▶ TASK MATERIAL
— Start —
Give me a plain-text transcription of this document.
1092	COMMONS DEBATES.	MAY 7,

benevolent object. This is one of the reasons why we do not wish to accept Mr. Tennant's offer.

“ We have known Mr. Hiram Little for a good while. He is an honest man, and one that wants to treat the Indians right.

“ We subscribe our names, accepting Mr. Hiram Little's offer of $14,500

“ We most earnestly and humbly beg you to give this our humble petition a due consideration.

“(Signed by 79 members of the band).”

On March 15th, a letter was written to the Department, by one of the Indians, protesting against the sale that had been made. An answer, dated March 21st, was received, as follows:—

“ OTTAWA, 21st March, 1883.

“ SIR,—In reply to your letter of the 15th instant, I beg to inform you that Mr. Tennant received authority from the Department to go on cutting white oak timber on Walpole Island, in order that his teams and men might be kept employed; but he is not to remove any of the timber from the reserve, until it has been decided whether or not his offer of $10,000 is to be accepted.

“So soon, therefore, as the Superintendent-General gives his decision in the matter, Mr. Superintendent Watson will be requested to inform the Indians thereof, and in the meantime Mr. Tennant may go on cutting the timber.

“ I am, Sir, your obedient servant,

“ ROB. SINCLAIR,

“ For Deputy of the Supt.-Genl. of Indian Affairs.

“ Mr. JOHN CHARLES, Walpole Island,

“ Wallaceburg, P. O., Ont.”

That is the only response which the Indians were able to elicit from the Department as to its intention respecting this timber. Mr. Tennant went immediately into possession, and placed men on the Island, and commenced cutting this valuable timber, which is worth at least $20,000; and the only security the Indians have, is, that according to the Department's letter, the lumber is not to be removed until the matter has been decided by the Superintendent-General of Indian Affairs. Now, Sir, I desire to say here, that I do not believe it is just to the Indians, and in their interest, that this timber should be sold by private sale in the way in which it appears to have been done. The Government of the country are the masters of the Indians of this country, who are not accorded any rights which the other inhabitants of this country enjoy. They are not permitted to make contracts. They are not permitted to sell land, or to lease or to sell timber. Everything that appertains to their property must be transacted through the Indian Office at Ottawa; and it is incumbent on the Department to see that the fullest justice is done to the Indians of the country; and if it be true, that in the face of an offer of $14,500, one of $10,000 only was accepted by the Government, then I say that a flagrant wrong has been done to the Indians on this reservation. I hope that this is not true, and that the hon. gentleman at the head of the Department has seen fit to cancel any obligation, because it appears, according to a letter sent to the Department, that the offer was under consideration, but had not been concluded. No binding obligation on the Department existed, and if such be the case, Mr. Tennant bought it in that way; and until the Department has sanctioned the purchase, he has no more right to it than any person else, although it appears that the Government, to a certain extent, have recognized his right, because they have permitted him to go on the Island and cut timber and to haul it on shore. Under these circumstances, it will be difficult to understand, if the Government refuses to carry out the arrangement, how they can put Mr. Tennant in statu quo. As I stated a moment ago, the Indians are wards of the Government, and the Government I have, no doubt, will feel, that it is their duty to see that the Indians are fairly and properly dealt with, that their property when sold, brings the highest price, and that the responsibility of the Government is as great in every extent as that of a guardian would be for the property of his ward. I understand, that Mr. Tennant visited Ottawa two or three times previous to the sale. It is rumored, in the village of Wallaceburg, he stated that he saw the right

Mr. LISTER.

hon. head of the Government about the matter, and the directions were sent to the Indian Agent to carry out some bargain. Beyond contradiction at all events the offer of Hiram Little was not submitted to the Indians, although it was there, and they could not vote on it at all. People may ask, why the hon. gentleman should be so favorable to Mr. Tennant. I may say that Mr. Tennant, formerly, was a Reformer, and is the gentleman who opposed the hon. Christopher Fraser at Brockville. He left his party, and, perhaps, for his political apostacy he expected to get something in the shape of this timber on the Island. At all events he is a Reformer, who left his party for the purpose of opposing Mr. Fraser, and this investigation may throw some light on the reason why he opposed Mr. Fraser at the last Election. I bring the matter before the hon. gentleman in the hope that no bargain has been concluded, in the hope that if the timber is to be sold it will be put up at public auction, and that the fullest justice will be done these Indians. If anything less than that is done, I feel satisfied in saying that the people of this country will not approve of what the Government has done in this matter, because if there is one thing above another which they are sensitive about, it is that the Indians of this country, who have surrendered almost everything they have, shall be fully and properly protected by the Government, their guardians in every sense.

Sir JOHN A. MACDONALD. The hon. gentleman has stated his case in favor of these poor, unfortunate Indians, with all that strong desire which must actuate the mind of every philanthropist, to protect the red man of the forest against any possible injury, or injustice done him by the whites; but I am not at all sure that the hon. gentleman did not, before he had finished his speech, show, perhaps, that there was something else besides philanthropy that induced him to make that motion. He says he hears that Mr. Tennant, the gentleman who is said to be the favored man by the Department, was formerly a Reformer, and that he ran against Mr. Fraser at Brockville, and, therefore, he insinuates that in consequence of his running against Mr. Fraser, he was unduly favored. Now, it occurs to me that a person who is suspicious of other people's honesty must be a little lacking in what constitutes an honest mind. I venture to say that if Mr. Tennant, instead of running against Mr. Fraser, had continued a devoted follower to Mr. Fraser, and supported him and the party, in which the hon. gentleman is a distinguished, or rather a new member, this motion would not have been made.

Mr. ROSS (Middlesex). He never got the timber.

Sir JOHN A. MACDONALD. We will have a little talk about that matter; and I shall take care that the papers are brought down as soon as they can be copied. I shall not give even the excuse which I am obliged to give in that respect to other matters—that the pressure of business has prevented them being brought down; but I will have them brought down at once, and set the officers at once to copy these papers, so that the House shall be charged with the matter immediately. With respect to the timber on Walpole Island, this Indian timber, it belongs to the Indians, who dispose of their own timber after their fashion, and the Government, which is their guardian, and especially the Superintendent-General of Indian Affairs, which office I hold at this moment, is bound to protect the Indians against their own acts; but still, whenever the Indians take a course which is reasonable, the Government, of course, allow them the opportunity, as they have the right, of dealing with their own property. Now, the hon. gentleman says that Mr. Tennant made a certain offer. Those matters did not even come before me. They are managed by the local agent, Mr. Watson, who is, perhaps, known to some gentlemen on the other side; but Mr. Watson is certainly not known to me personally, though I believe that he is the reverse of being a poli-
— End —
▶ AIM
Your task is to quote all of the data word for word.

▶ PROBLEM SOLUTION
Give me a plain-text transcription of this document.
1092	COMMONS DEBATES.	MAY 7,

benevolent object. This is one of the reasons why we do not wish to accept Mr. Tennant's offer.

“ We have known Mr. Hiram Little for a good while. He is an honest man, and one that wants to treat the Indians right.

“ We subscribe our names, accepting Mr. Hiram Little's offer of $14,500

“ We most earnestly and humbly beg you to give this our humble petition a due consideration.

“(Signed by 79 members of the band).”

On March 15th, a letter was written to the Department, by one of the Indians, protesting against the sale that had been made. An answer, dated March 21st, was received, as follows:—

“ OTTAWA, 21st March, 1883.

“ SIR,—In reply to your letter of the 15th instant, I beg to inform you that Mr. Tennant received authority from the Department to go on cutting white oak timber on Walpole Island, in order that his teams and men might be kept employed; but he is not to remove any of the timber from the reserve, until it has been decided whether or not his offer of $10,000 is to be accepted.

“So soon, therefore, as the Superintendent-General gives his decision in the matter, Mr. Superintendent Watson will be requested to inform the Indians thereof, and in the meantime Mr. Tennant may go on cutting the timber.

“ I am, Sir, your obedient servant,

“ ROB. SINCLAIR,

“ For Deputy of the Supt.-Genl. of Indian Affairs.

“ Mr. JOHN CHARLES, Walpole Island,

“ Wallaceburg, P. O., Ont.”

That is the only response which the Indians were able to elicit from the Department as to its intention respecting this timber. Mr. Tennant went immediately into possession, and placed men on the Island, and commenced cutting this valuable timber, which is worth at least $20,000; and the only security the Indians have, is, that according to the Department's letter, the lumber is not to be removed until the matter has been decided by the Superintendent-General of Indian Affairs. Now, Sir, I desire to say here, that I do not believe it is just to the Indians, and in their interest, that this timber should be sold by private sale in the way in which it appears to have been done. The Government of the country are the masters of the Indians of this country, who are not accorded any rights which the other inhabitants of this country enjoy. They are not permitted to make contracts. They are not permitted to sell land, or to lease or to sell timber. Everything that appertains to their property must be transacted through the Indian Office at Ottawa; and it is incumbent on the Department to see that the fullest justice is done to the Indians of the country; and if it be true, that in the face of an offer of $14,500, one of $10,000 only was accepted by the Government, then I say that a flagrant wrong has been done to the Indians on this reservation. I hope that this is not true, and that the hon. gentleman at the head of the Department has seen fit to cancel any obligation, because it appears, according to a letter sent to the Department, that the offer was under consideration, but had not been concluded. No binding obligation on the Department existed, and if such be the case, Mr. Tennant bought it in that way; and until the Department has sanctioned the purchase, he has no more right to it than any person else, although it appears that the Government, to a certain extent, have recognized his right, because they have permitted him to go on the Island and cut timber and to haul it on shore. Under these circumstances, it will be difficult to understand, if the Government refuses to carry out the arrangement, how they can put Mr. Tennant in statu quo. As I stated a moment ago, the Indians are wards of the Government, and the Government I have, no doubt, will feel, that it is their duty to see that the Indians are fairly and properly dealt with, that their property when sold, brings the highest price, and that the responsibility of the Government is as great in every extent as that of a guardian would be for the property of his ward. I understand, that Mr. Tennant visited Ottawa two or three times previous to the sale. It is rumored, in the village of Wallaceburg, he stated that he saw the right

Mr. LISTER.

hon. head of the Government about the matter, and the directions were sent to the Indian Agent to carry out some bargain. Beyond contradiction at all events the offer of Hiram Little was not submitted to the Indians, although it was there, and they could not vote on it at all. People may ask, why the hon. gentleman should be so favorable to Mr. Tennant. I may say that Mr. Tennant, formerly, was a Reformer, and is the gentleman who opposed the hon. Christopher Fraser at Brockville. He left his party, and, perhaps, for his political apostacy he expected to get something in the shape of this timber on the Island. At all events he is a Reformer, who left his party for the purpose of opposing Mr. Fraser, and this investigation may throw some light on the reason why he opposed Mr. Fraser at the last Election. I bring the matter before the hon. gentleman in the hope that no bargain has been concluded, in the hope that if the timber is to be sold it will be put up at public auction, and that the fullest justice will be done these Indians. If anything less than that is done, I feel satisfied in saying that the people of this country will not approve of what the Government has done in this matter, because if there is one thing above another which they are sensitive about, it is that the Indians of this country, who have surrendered almost everything they have, shall be fully and properly protected by the Government, their guardians in every sense.

Sir JOHN A. MACDONALD. The hon. gentleman has stated his case in favor of these poor, unfortunate Indians, with all that strong desire which must actuate the mind of every philanthropist, to protect the red man of the forest against any possible injury, or injustice done him by the whites; but I am not at all sure that the hon. gentleman did not, before he had finished his speech, show, perhaps, that there was something else besides philanthropy that induced him to make that motion. He says he hears that Mr. Tennant, the gentleman who is said to be the favored man by the Department, was formerly a Reformer, and that he ran against Mr. Fraser at Brockville, and, therefore, he insinuates that in consequence of his running against Mr. Fraser, he was unduly favored. Now, it occurs to me that a person who is suspicious of other people's honesty must be a little lacking in what constitutes an honest mind. I venture to say that if Mr. Tennant, instead of running against Mr. Fraser, had continued a devoted follower to Mr. Fraser, and supported him and the party, in which the hon. gentleman is a distinguished, or rather a new member, this motion would not have been made.

Mr. ROSS (Middlesex). He never got the timber.

Sir JOHN A. MACDONALD. We will have a little talk about that matter; and I shall take care that the papers are brought down as soon as they can be copied. I shall not give even the excuse which I am obliged to give in that respect to other matters—that the pressure of business has prevented them being brought down; but I will have them brought down at once, and set the officers at once to copy these papers, so that the House shall be charged with the matter immediately. With respect to the timber on Walpole Island, this Indian timber, it belongs to the Indians, who dispose of their own timber after their fashion, and the Government, which is their guardian, and especially the Superintendent-General of Indian Affairs, which office I hold at this moment, is bound to protect the Indians against their own acts; but still, whenever the Indians take a course which is reasonable, the Government, of course, allow them the opportunity, as they have the right, of dealing with their own property. Now, the hon. gentleman says that Mr. Tennant made a certain offer. Those matters did not even come before me. They are managed by the local agent, Mr. Watson, who is, perhaps, known to some gentlemen on the other side; but Mr. Watson is certainly not known to me personally, though I believe that he is the reverse of being a poli-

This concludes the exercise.